* **The request**
Pictures stay out; everything else in the records below is copied exactly.

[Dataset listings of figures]
-------
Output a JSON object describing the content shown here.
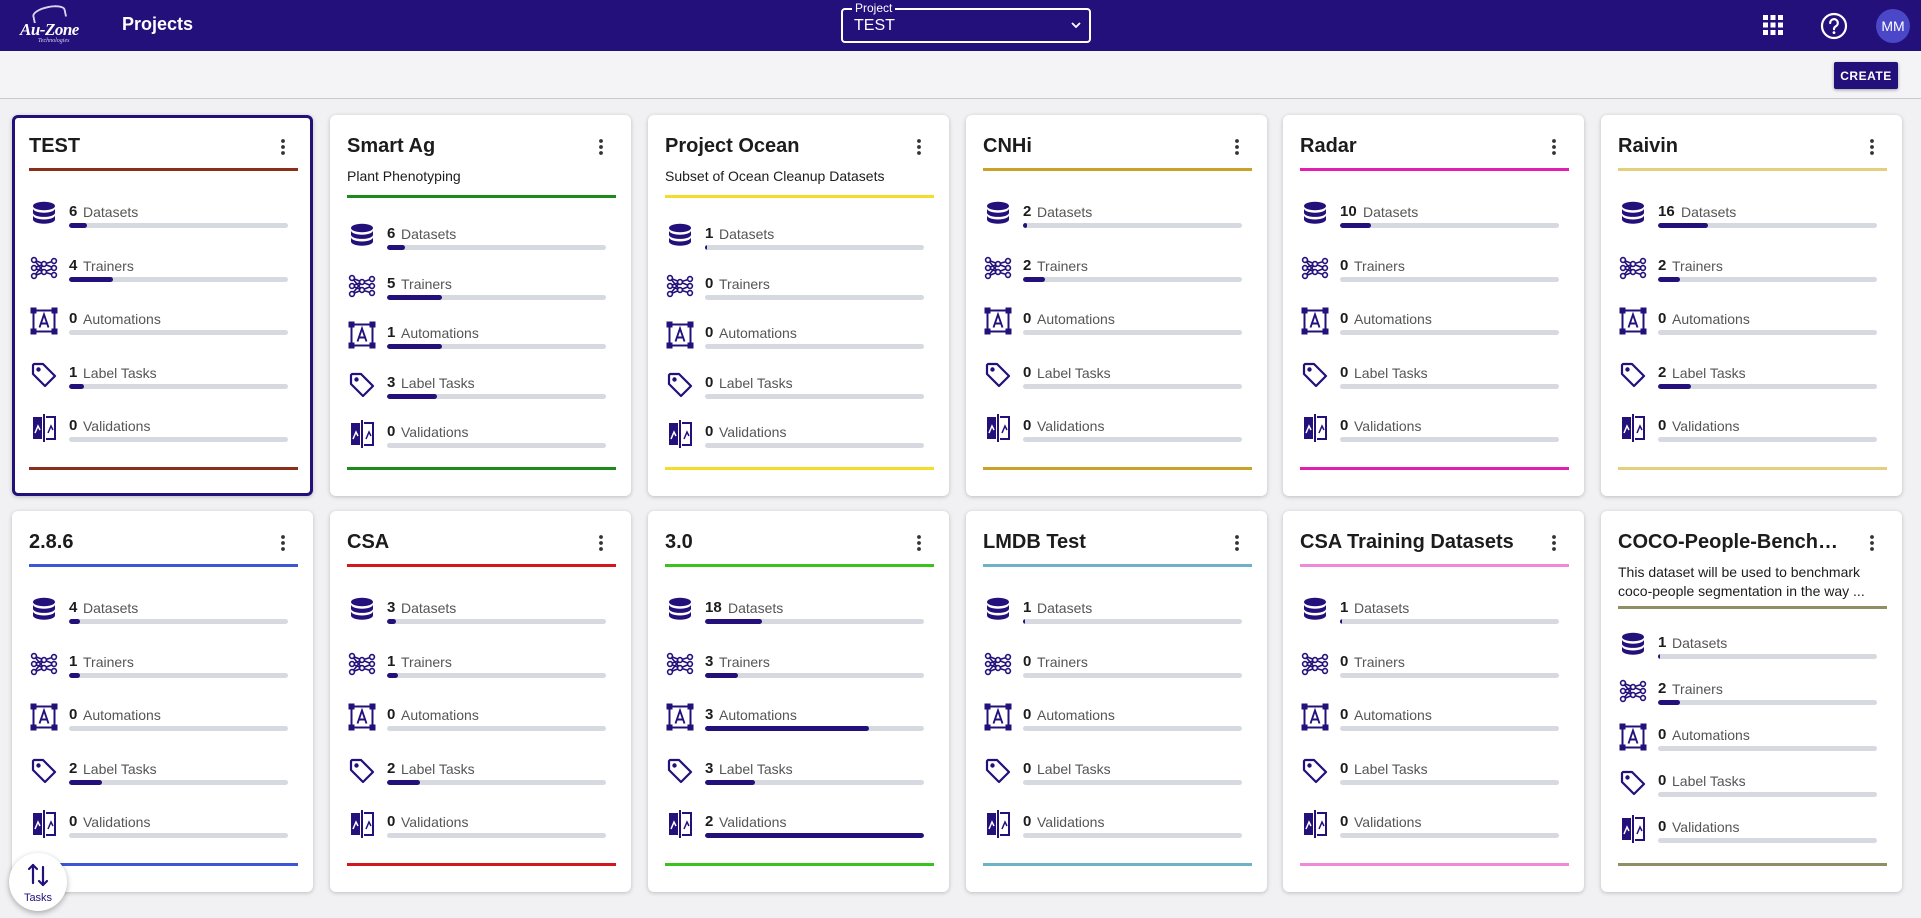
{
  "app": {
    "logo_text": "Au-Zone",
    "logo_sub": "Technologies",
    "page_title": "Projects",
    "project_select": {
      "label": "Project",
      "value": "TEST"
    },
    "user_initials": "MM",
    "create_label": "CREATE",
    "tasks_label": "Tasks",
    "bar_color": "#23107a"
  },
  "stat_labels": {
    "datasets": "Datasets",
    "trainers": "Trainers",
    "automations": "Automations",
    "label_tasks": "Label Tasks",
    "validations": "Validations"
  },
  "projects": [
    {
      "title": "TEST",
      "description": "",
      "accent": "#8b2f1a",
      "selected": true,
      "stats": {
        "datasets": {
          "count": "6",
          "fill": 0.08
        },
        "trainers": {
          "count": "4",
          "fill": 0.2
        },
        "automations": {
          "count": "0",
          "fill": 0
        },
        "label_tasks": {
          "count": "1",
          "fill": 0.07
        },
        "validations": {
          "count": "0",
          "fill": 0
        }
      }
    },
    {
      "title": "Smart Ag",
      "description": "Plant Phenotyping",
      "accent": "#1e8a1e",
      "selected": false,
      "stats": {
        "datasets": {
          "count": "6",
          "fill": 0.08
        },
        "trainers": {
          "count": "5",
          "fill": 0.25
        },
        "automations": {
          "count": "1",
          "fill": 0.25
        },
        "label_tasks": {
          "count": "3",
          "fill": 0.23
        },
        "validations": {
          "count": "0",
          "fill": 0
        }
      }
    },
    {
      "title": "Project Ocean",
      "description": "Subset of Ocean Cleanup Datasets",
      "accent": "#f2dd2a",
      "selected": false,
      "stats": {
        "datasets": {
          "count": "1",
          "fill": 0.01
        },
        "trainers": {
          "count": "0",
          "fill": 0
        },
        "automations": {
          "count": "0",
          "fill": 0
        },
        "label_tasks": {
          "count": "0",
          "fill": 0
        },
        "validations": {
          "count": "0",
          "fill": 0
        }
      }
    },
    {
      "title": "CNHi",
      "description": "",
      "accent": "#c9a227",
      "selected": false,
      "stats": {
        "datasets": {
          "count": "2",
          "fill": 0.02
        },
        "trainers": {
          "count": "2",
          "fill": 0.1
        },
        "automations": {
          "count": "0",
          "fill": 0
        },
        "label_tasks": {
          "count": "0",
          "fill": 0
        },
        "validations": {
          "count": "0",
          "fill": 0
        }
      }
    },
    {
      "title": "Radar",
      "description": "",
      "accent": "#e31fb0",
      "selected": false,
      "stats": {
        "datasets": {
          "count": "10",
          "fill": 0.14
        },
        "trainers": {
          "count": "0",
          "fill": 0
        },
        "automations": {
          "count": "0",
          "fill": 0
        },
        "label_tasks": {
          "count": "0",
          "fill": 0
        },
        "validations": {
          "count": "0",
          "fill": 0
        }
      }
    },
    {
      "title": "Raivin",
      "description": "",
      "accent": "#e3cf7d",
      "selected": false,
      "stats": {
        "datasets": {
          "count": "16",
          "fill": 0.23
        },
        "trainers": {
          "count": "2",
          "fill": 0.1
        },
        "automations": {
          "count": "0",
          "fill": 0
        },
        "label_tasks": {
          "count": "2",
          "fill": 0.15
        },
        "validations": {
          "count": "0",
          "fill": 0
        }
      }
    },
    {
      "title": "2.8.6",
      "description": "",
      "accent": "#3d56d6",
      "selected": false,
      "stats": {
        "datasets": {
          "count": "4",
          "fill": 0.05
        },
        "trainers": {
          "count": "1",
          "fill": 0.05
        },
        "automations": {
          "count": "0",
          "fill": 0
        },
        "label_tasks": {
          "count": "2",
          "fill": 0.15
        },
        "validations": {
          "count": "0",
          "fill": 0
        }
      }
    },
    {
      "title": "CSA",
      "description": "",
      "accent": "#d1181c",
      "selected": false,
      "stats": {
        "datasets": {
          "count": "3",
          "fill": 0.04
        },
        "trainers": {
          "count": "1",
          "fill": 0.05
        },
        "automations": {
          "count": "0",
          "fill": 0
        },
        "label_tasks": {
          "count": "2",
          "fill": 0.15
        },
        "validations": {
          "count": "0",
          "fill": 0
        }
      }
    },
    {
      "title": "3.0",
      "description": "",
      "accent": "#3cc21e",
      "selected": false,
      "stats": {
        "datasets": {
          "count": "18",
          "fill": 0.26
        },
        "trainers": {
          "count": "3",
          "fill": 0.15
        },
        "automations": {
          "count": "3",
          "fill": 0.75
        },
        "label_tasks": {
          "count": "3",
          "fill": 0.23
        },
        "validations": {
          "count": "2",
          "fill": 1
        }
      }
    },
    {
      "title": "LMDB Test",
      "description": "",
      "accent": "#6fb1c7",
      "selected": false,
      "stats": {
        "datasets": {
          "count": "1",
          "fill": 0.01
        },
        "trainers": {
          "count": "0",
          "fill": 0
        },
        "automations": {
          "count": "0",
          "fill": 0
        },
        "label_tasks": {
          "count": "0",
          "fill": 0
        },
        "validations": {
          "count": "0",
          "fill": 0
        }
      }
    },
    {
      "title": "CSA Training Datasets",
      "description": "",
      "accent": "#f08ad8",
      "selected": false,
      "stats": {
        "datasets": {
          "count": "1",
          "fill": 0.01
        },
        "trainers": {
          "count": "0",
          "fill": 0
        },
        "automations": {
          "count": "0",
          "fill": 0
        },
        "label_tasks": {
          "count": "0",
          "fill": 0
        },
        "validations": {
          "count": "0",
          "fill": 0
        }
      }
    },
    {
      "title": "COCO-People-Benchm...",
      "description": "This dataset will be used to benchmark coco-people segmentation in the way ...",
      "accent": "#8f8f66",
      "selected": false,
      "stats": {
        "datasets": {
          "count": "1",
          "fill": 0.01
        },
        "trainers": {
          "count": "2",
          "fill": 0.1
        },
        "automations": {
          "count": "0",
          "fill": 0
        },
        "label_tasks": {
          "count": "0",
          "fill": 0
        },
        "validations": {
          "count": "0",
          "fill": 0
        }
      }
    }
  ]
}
-------
* **Answer to this task**
Output a JSON object describing the content shown here.
{
  "app": {
    "logo_text": "Au-Zone",
    "logo_sub": "Technologies",
    "page_title": "Projects",
    "project_select": {
      "label": "Project",
      "value": "TEST"
    },
    "user_initials": "MM",
    "create_label": "CREATE",
    "tasks_label": "Tasks",
    "bar_color": "#23107a"
  },
  "stat_labels": {
    "datasets": "Datasets",
    "trainers": "Trainers",
    "automations": "Automations",
    "label_tasks": "Label Tasks",
    "validations": "Validations"
  },
  "projects": [
    {
      "title": "TEST",
      "description": "",
      "accent": "#8b2f1a",
      "selected": true,
      "stats": {
        "datasets": {
          "count": "6",
          "fill": 0.08
        },
        "trainers": {
          "count": "4",
          "fill": 0.2
        },
        "automations": {
          "count": "0",
          "fill": 0
        },
        "label_tasks": {
          "count": "1",
          "fill": 0.07
        },
        "validations": {
          "count": "0",
          "fill": 0
        }
      }
    },
    {
      "title": "Smart Ag",
      "description": "Plant Phenotyping",
      "accent": "#1e8a1e",
      "selected": false,
      "stats": {
        "datasets": {
          "count": "6",
          "fill": 0.08
        },
        "trainers": {
          "count": "5",
          "fill": 0.25
        },
        "automations": {
          "count": "1",
          "fill": 0.25
        },
        "label_tasks": {
          "count": "3",
          "fill": 0.23
        },
        "validations": {
          "count": "0",
          "fill": 0
        }
      }
    },
    {
      "title": "Project Ocean",
      "description": "Subset of Ocean Cleanup Datasets",
      "accent": "#f2dd2a",
      "selected": false,
      "stats": {
        "datasets": {
          "count": "1",
          "fill": 0.01
        },
        "trainers": {
          "count": "0",
          "fill": 0
        },
        "automations": {
          "count": "0",
          "fill": 0
        },
        "label_tasks": {
          "count": "0",
          "fill": 0
        },
        "validations": {
          "count": "0",
          "fill": 0
        }
      }
    },
    {
      "title": "CNHi",
      "description": "",
      "accent": "#c9a227",
      "selected": false,
      "stats": {
        "datasets": {
          "count": "2",
          "fill": 0.02
        },
        "trainers": {
          "count": "2",
          "fill": 0.1
        },
        "automations": {
          "count": "0",
          "fill": 0
        },
        "label_tasks": {
          "count": "0",
          "fill": 0
        },
        "validations": {
          "count": "0",
          "fill": 0
        }
      }
    },
    {
      "title": "Radar",
      "description": "",
      "accent": "#e31fb0",
      "selected": false,
      "stats": {
        "datasets": {
          "count": "10",
          "fill": 0.14
        },
        "trainers": {
          "count": "0",
          "fill": 0
        },
        "automations": {
          "count": "0",
          "fill": 0
        },
        "label_tasks": {
          "count": "0",
          "fill": 0
        },
        "validations": {
          "count": "0",
          "fill": 0
        }
      }
    },
    {
      "title": "Raivin",
      "description": "",
      "accent": "#e3cf7d",
      "selected": false,
      "stats": {
        "datasets": {
          "count": "16",
          "fill": 0.23
        },
        "trainers": {
          "count": "2",
          "fill": 0.1
        },
        "automations": {
          "count": "0",
          "fill": 0
        },
        "label_tasks": {
          "count": "2",
          "fill": 0.15
        },
        "validations": {
          "count": "0",
          "fill": 0
        }
      }
    },
    {
      "title": "2.8.6",
      "description": "",
      "accent": "#3d56d6",
      "selected": false,
      "stats": {
        "datasets": {
          "count": "4",
          "fill": 0.05
        },
        "trainers": {
          "count": "1",
          "fill": 0.05
        },
        "automations": {
          "count": "0",
          "fill": 0
        },
        "label_tasks": {
          "count": "2",
          "fill": 0.15
        },
        "validations": {
          "count": "0",
          "fill": 0
        }
      }
    },
    {
      "title": "CSA",
      "description": "",
      "accent": "#d1181c",
      "selected": false,
      "stats": {
        "datasets": {
          "count": "3",
          "fill": 0.04
        },
        "trainers": {
          "count": "1",
          "fill": 0.05
        },
        "automations": {
          "count": "0",
          "fill": 0
        },
        "label_tasks": {
          "count": "2",
          "fill": 0.15
        },
        "validations": {
          "count": "0",
          "fill": 0
        }
      }
    },
    {
      "title": "3.0",
      "description": "",
      "accent": "#3cc21e",
      "selected": false,
      "stats": {
        "datasets": {
          "count": "18",
          "fill": 0.26
        },
        "trainers": {
          "count": "3",
          "fill": 0.15
        },
        "automations": {
          "count": "3",
          "fill": 0.75
        },
        "label_tasks": {
          "count": "3",
          "fill": 0.23
        },
        "validations": {
          "count": "2",
          "fill": 1
        }
      }
    },
    {
      "title": "LMDB Test",
      "description": "",
      "accent": "#6fb1c7",
      "selected": false,
      "stats": {
        "datasets": {
          "count": "1",
          "fill": 0.01
        },
        "trainers": {
          "count": "0",
          "fill": 0
        },
        "automations": {
          "count": "0",
          "fill": 0
        },
        "label_tasks": {
          "count": "0",
          "fill": 0
        },
        "validations": {
          "count": "0",
          "fill": 0
        }
      }
    },
    {
      "title": "CSA Training Datasets",
      "description": "",
      "accent": "#f08ad8",
      "selected": false,
      "stats": {
        "datasets": {
          "count": "1",
          "fill": 0.01
        },
        "trainers": {
          "count": "0",
          "fill": 0
        },
        "automations": {
          "count": "0",
          "fill": 0
        },
        "label_tasks": {
          "count": "0",
          "fill": 0
        },
        "validations": {
          "count": "0",
          "fill": 0
        }
      }
    },
    {
      "title": "COCO-People-Benchm...",
      "description": "This dataset will be used to benchmark coco-people segmentation in the way ...",
      "accent": "#8f8f66",
      "selected": false,
      "stats": {
        "datasets": {
          "count": "1",
          "fill": 0.01
        },
        "trainers": {
          "count": "2",
          "fill": 0.1
        },
        "automations": {
          "count": "0",
          "fill": 0
        },
        "label_tasks": {
          "count": "0",
          "fill": 0
        },
        "validations": {
          "count": "0",
          "fill": 0
        }
      }
    }
  ]
}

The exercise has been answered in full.